- _CHALLENGE_: Give the data below again exactly as it stands. Omit the pictures.

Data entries
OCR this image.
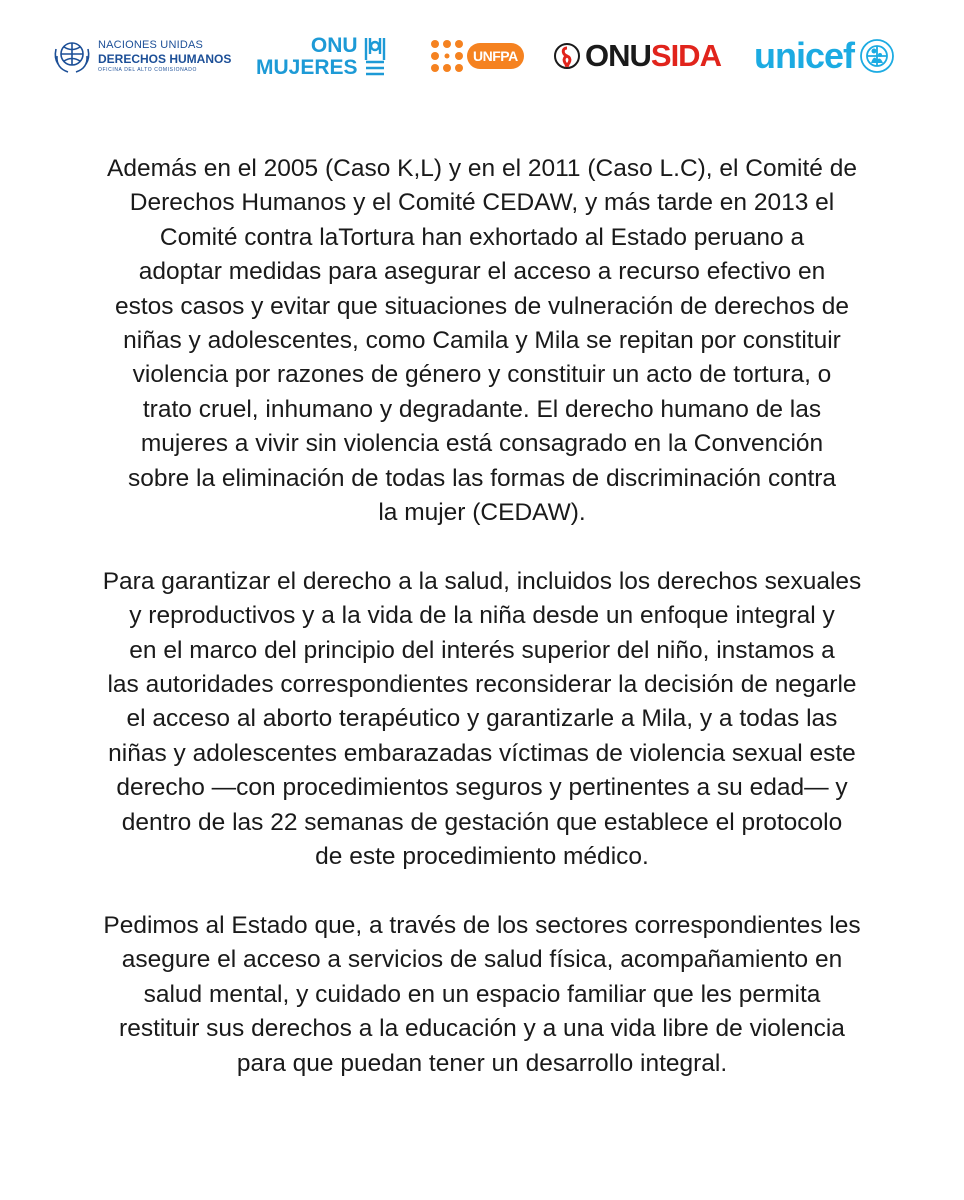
NACIONES UNIDAS
DERECHOS HUMANOS
OFICINA DEL ALTO COMISIONADO
ONU
MUJERES	UNFPA ONU SIDA unicef

Además en el 2005 (Caso K,L) y en el 2011 (Caso L.C), el Comité de
Derechos Humanos y el Comité CEDAW, y más tarde en 2013 el
Comité contra laTortura han exhortado al Estado peruano a
adoptar medidas para asegurar el acceso a recurso efectivo en
estos casos y evitar que situaciones de vulneración de derechos de
niñas y adolescentes, como Camila y Mila se repitan por constituir
violencia por razones de género y constituir un acto de tortura, o
trato cruel, inhumano y degradante. El derecho humano de las
mujeres a vivir sin violencia está consagrado en la Convención
sobre la eliminación de todas las formas de discriminación contra
la mujer (CEDAW).

Para garantizar el derecho a la salud, incluidos los derechos sexuales
y reproductivos y a la vida de la niña desde un enfoque integral y
en el marco del principio del interés superior del niño, instamos a
las autoridades correspondientes reconsiderar la decisión de negarle
el acceso al aborto terapéutico y garantizarle a Mila, y a todas las
niñas y adolescentes embarazadas víctimas de violencia sexual este
derecho —con procedimientos seguros y pertinentes a su edad— y
dentro de las 22 semanas de gestación que establece el protocolo
de este procedimiento médico.

Pedimos al Estado que, a través de los sectores correspondientes les
asegure el acceso a servicios de salud física, acompañamiento en
salud mental, y cuidado en un espacio familiar que les permita
restituir sus derechos a la educación y a una vida libre de violencia
para que puedan tener un desarrollo integral.
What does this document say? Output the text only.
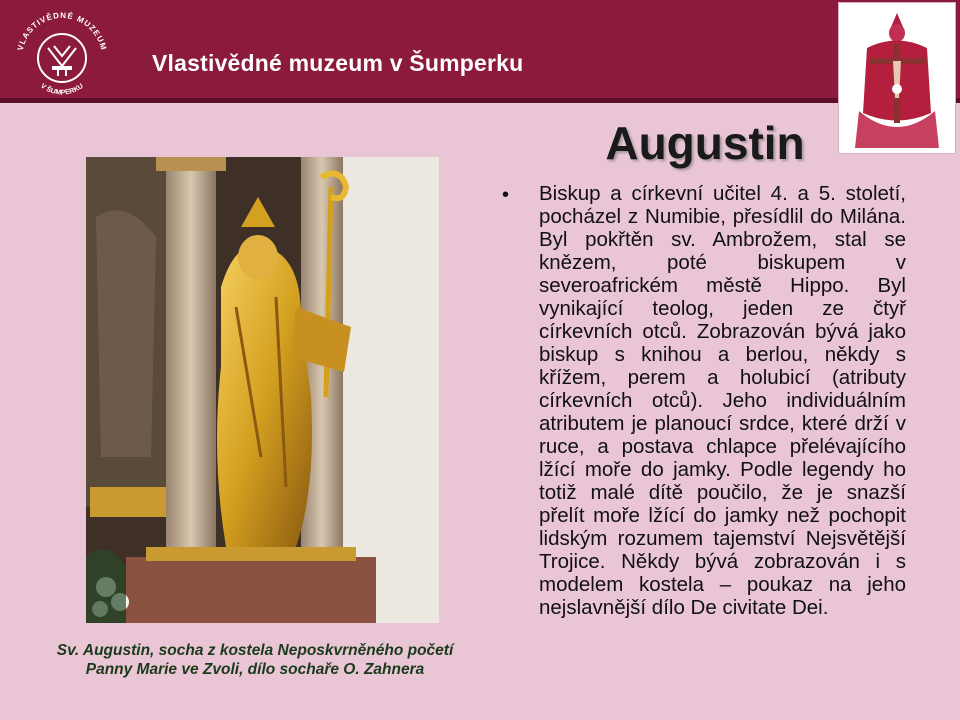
VLASTIVĚDNÉ MUZEUM
V ŠUMPERKU
Vlastivědné muzeum v Šumperku
Augustin
Sv. Augustin, socha z kostela Neposkvrněného početí
Panny Marie ve Zvoli, dílo sochaře O. Zahnera
• Biskup a církevní učitel 4. a 5. století, pocházel z Numibie, přesídlil do Milána. Byl pokřtěn sv. Ambrožem, stal se knězem, poté biskupem v severoafrickém městě Hippo. Byl vynikající teolog, jeden ze čtyř církevních otců. Zobrazován bývá jako biskup s knihou a berlou, někdy s křížem, perem a holubicí (atributy církevních otců). Jeho individuálním atributem je planoucí srdce, které drží v ruce, a postava chlapce přelévajícího lžící moře do jamky. Podle legendy ho totiž malé dítě poučilo, že je snazší přelít moře lžící do jamky než pochopit lidským rozumem tajemství Nejsvětější Trojice. Někdy bývá zobrazován i s modelem kostela – poukaz na jeho nejslavnější dílo De civitate Dei.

- _WRITTEN ANSWER_:
OCR this image.
NACIONES UNIDAS
DERECHOS HUMANOS
OFICINA DEL ALTO COMISIONADO
ONU
MUJERES	UNFPA ONU SIDA unicef

Además en el 2005 (Caso K,L) y en el 2011 (Caso L.C), el Comité de
Derechos Humanos y el Comité CEDAW, y más tarde en 2013 el
Comité contra laTortura han exhortado al Estado peruano a
adoptar medidas para asegurar el acceso a recurso efectivo en
estos casos y evitar que situaciones de vulneración de derechos de
niñas y adolescentes, como Camila y Mila se repitan por constituir
violencia por razones de género y constituir un acto de tortura, o
trato cruel, inhumano y degradante. El derecho humano de las
mujeres a vivir sin violencia está consagrado en la Convención
sobre la eliminación de todas las formas de discriminación contra
la mujer (CEDAW).

Para garantizar el derecho a la salud, incluidos los derechos sexuales
y reproductivos y a la vida de la niña desde un enfoque integral y
en el marco del principio del interés superior del niño, instamos a
las autoridades correspondientes reconsiderar la decisión de negarle
el acceso al aborto terapéutico y garantizarle a Mila, y a todas las
niñas y adolescentes embarazadas víctimas de violencia sexual este
derecho —con procedimientos seguros y pertinentes a su edad— y
dentro de las 22 semanas de gestación que establece el protocolo
de este procedimiento médico.

Pedimos al Estado que, a través de los sectores correspondientes les
asegure el acceso a servicios de salud física, acompañamiento en
salud mental, y cuidado en un espacio familiar que les permita
restituir sus derechos a la educación y a una vida libre de violencia
para que puedan tener un desarrollo integral.
What does this document say? Output the text only.
VLASTIVĚDNÉ MUZEUM
V ŠUMPERKU
Vlastivědné muzeum v Šumperku
Augustin
Sv. Augustin, socha z kostela Neposkvrněného početí
Panny Marie ve Zvoli, dílo sochaře O. Zahnera
• Biskup a církevní učitel 4. a 5. století, pocházel z Numibie, přesídlil do Milána. Byl pokřtěn sv. Ambrožem, stal se knězem, poté biskupem v severoafrickém městě Hippo. Byl vynikající teolog, jeden ze čtyř církevních otců. Zobrazován bývá jako biskup s knihou a berlou, někdy s křížem, perem a holubicí (atributy církevních otců). Jeho individuálním atributem je planoucí srdce, které drží v ruce, a postava chlapce přelévajícího lžící moře do jamky. Podle legendy ho totiž malé dítě poučilo, že je snazší přelít moře lžící do jamky než pochopit lidským rozumem tajemství Nejsvětější Trojice. Někdy bývá zobrazován i s modelem kostela – poukaz na jeho nejslavnější dílo De civitate Dei.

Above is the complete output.